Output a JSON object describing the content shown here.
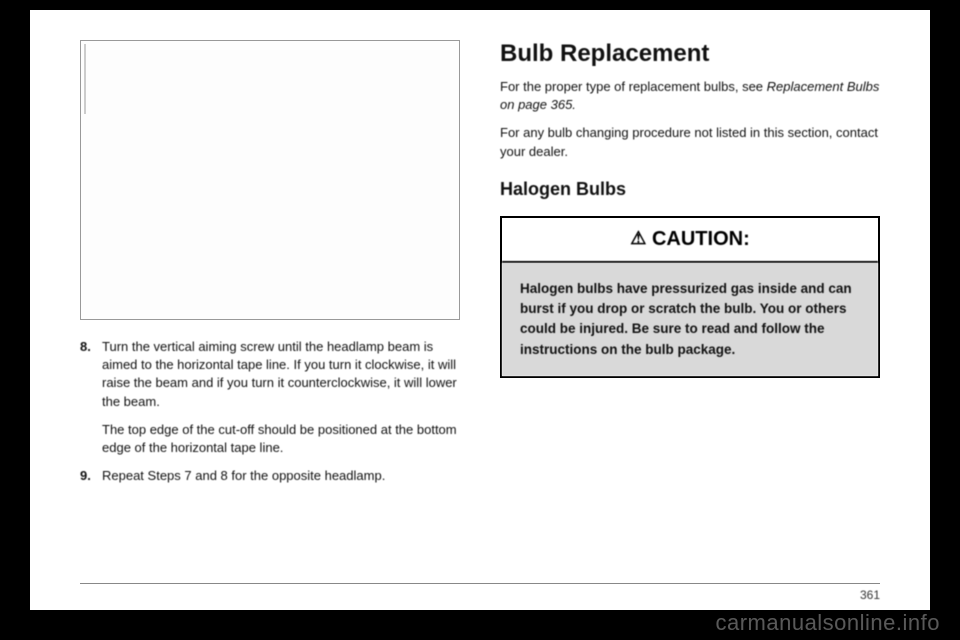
{
  "left": {
    "step8_num": "8.",
    "step8": "Turn the vertical aiming screw until the headlamp beam is aimed to the horizontal tape line. If you turn it clockwise, it will raise the beam and if you turn it counterclockwise, it will lower the beam.",
    "step8_sub": "The top edge of the cut-off should be positioned at the bottom edge of the horizontal tape line.",
    "step9_num": "9.",
    "step9": "Repeat Steps 7 and 8 for the opposite headlamp."
  },
  "right": {
    "h1": "Bulb Replacement",
    "p1a": "For the proper type of replacement bulbs, see ",
    "p1b": "Replacement Bulbs on page 365.",
    "p2": "For any bulb changing procedure not listed in this section, contact your dealer.",
    "h2": "Halogen Bulbs",
    "caution_label": "CAUTION:",
    "caution_body": "Halogen bulbs have pressurized gas inside and can burst if you drop or scratch the bulb. You or others could be injured. Be sure to read and follow the instructions on the bulb package."
  },
  "page_number": "361",
  "watermark": "carmanualsonline.info"
}
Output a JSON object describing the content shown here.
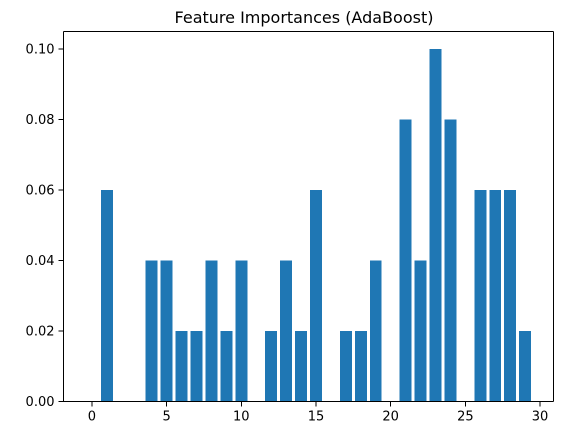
{
  "chart_data": {
    "type": "bar",
    "title": "Feature Importances (AdaBoost)",
    "xlabel": "",
    "ylabel": "",
    "x": [
      0,
      1,
      2,
      3,
      4,
      5,
      6,
      7,
      8,
      9,
      10,
      11,
      12,
      13,
      14,
      15,
      16,
      17,
      18,
      19,
      20,
      21,
      22,
      23,
      24,
      25,
      26,
      27,
      28,
      29
    ],
    "values": [
      0.0,
      0.06,
      0.0,
      0.0,
      0.04,
      0.04,
      0.02,
      0.02,
      0.04,
      0.02,
      0.04,
      0.0,
      0.02,
      0.04,
      0.02,
      0.06,
      0.0,
      0.02,
      0.02,
      0.04,
      0.0,
      0.08,
      0.04,
      0.1,
      0.08,
      0.0,
      0.06,
      0.06,
      0.06,
      0.02
    ],
    "xlim": [
      -1.9,
      30.9
    ],
    "ylim": [
      0,
      0.105
    ],
    "xticks": [
      0,
      5,
      10,
      15,
      20,
      25,
      30
    ],
    "xtick_labels": [
      "0",
      "5",
      "10",
      "15",
      "20",
      "25",
      "30"
    ],
    "yticks": [
      0.0,
      0.02,
      0.04,
      0.06,
      0.08,
      0.1
    ],
    "ytick_labels": [
      "0.00",
      "0.02",
      "0.04",
      "0.06",
      "0.08",
      "0.10"
    ],
    "bar_color": "#1f77b4",
    "grid": false,
    "legend": "none"
  }
}
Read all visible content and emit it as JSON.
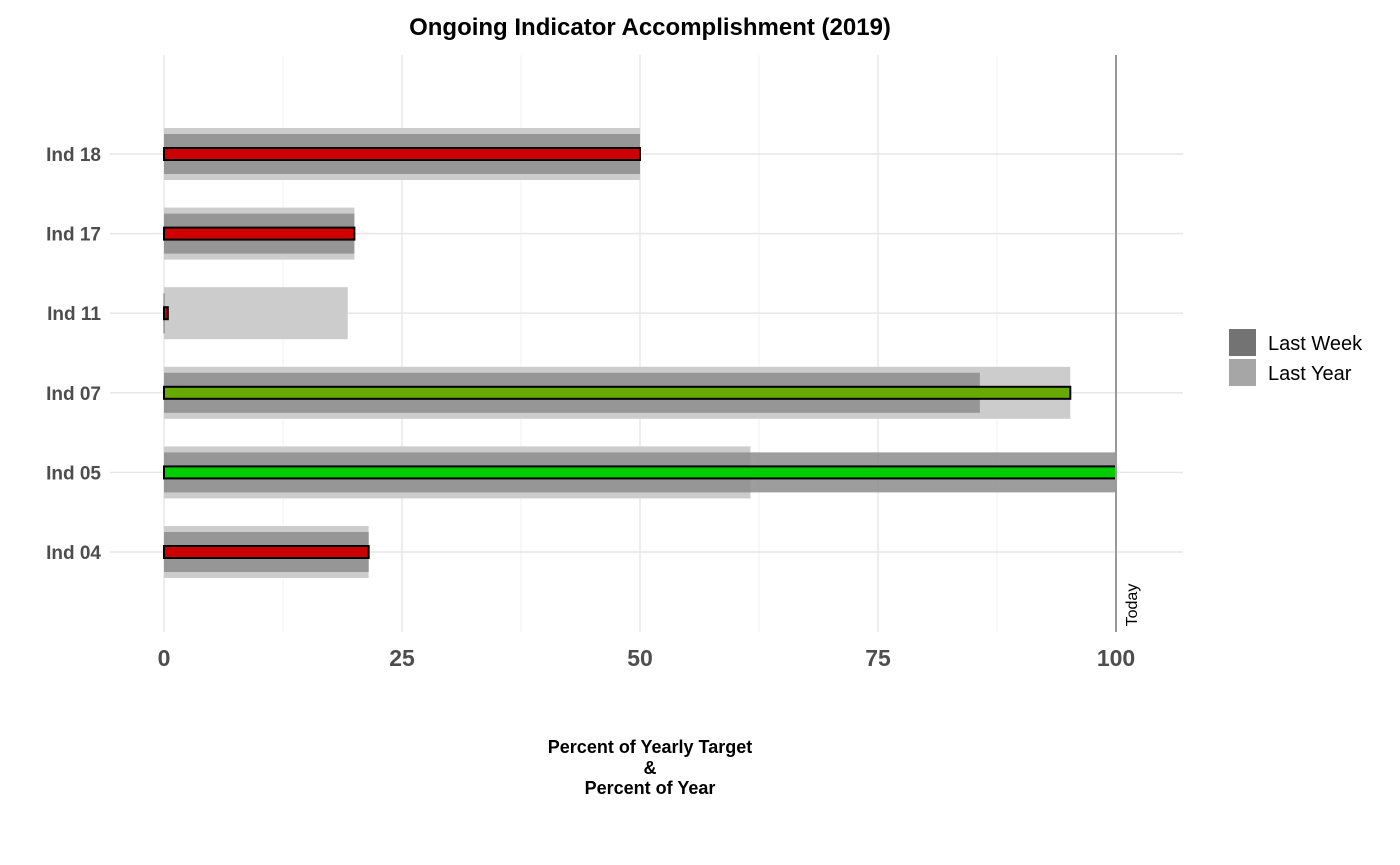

Set problem: Transcribe every entry above exactly. Omit all pictures.

The response:
Output a JSON object describing the content shown here.
{
  "left": {
    "step8_num": "8.",
    "step8": "Turn the vertical aiming screw until the headlamp beam is aimed to the horizontal tape line. If you turn it clockwise, it will raise the beam and if you turn it counterclockwise, it will lower the beam.",
    "step8_sub": "The top edge of the cut-off should be positioned at the bottom edge of the horizontal tape line.",
    "step9_num": "9.",
    "step9": "Repeat Steps 7 and 8 for the opposite headlamp."
  },
  "right": {
    "h1": "Bulb Replacement",
    "p1a": "For the proper type of replacement bulbs, see ",
    "p1b": "Replacement Bulbs on page 365.",
    "p2": "For any bulb changing procedure not listed in this section, contact your dealer.",
    "h2": "Halogen Bulbs",
    "caution_label": "CAUTION:",
    "caution_body": "Halogen bulbs have pressurized gas inside and can burst if you drop or scratch the bulb. You or others could be injured. Be sure to read and follow the instructions on the bulb package."
  },
  "page_number": "361",
  "watermark": "carmanualsonline.info"
}
Output a JSON object describing the content shown here.
{
  "chart_data": {
    "type": "bar",
    "title": "Feature Importances (AdaBoost)",
    "xlabel": "",
    "ylabel": "",
    "x": [
      0,
      1,
      2,
      3,
      4,
      5,
      6,
      7,
      8,
      9,
      10,
      11,
      12,
      13,
      14,
      15,
      16,
      17,
      18,
      19,
      20,
      21,
      22,
      23,
      24,
      25,
      26,
      27,
      28,
      29
    ],
    "values": [
      0.0,
      0.06,
      0.0,
      0.0,
      0.04,
      0.04,
      0.02,
      0.02,
      0.04,
      0.02,
      0.04,
      0.0,
      0.02,
      0.04,
      0.02,
      0.06,
      0.0,
      0.02,
      0.02,
      0.04,
      0.0,
      0.08,
      0.04,
      0.1,
      0.08,
      0.0,
      0.06,
      0.06,
      0.06,
      0.02
    ],
    "xlim": [
      -1.9,
      30.9
    ],
    "ylim": [
      0,
      0.105
    ],
    "xticks": [
      0,
      5,
      10,
      15,
      20,
      25,
      30
    ],
    "xtick_labels": [
      "0",
      "5",
      "10",
      "15",
      "20",
      "25",
      "30"
    ],
    "yticks": [
      0.0,
      0.02,
      0.04,
      0.06,
      0.08,
      0.1
    ],
    "ytick_labels": [
      "0.00",
      "0.02",
      "0.04",
      "0.06",
      "0.08",
      "0.10"
    ],
    "bar_color": "#1f77b4",
    "grid": false,
    "legend": "none"
  }
}
Read all visible content and emit it as JSON.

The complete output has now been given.